*What you will do*:
Retype each entry below exactly as it stands.

Extracted data entries
-*-
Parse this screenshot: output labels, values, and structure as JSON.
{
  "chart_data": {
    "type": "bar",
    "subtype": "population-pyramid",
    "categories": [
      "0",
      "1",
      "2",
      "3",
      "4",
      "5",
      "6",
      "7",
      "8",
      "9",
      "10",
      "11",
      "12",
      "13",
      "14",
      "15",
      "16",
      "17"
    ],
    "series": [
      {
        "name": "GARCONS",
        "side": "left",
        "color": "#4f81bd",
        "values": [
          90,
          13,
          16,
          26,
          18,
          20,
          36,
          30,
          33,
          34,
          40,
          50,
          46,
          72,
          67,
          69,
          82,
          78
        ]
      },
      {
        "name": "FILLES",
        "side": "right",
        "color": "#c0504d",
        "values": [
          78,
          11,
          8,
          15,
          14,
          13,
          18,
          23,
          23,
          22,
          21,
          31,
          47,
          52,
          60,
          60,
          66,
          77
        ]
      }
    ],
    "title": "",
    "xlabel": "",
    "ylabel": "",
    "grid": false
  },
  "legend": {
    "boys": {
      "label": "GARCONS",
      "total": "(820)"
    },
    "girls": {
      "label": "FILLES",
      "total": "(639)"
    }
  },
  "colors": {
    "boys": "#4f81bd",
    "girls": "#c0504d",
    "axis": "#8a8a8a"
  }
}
-*-
*The answer*:
Parse this screenshot: output labels, values, and structure as JSON.
{
  "chart_data": {
    "type": "bar",
    "subtype": "population-pyramid",
    "categories": [
      "0",
      "1",
      "2",
      "3",
      "4",
      "5",
      "6",
      "7",
      "8",
      "9",
      "10",
      "11",
      "12",
      "13",
      "14",
      "15",
      "16",
      "17"
    ],
    "series": [
      {
        "name": "GARCONS",
        "side": "left",
        "color": "#4f81bd",
        "values": [
          90,
          13,
          16,
          26,
          18,
          20,
          36,
          30,
          33,
          34,
          40,
          50,
          46,
          72,
          67,
          69,
          82,
          78
        ]
      },
      {
        "name": "FILLES",
        "side": "right",
        "color": "#c0504d",
        "values": [
          78,
          11,
          8,
          15,
          14,
          13,
          18,
          23,
          23,
          22,
          21,
          31,
          47,
          52,
          60,
          60,
          66,
          77
        ]
      }
    ],
    "title": "",
    "xlabel": "",
    "ylabel": "",
    "grid": false
  },
  "legend": {
    "boys": {
      "label": "GARCONS",
      "total": "(820)"
    },
    "girls": {
      "label": "FILLES",
      "total": "(639)"
    }
  },
  "colors": {
    "boys": "#4f81bd",
    "girls": "#c0504d",
    "axis": "#8a8a8a"
  }
}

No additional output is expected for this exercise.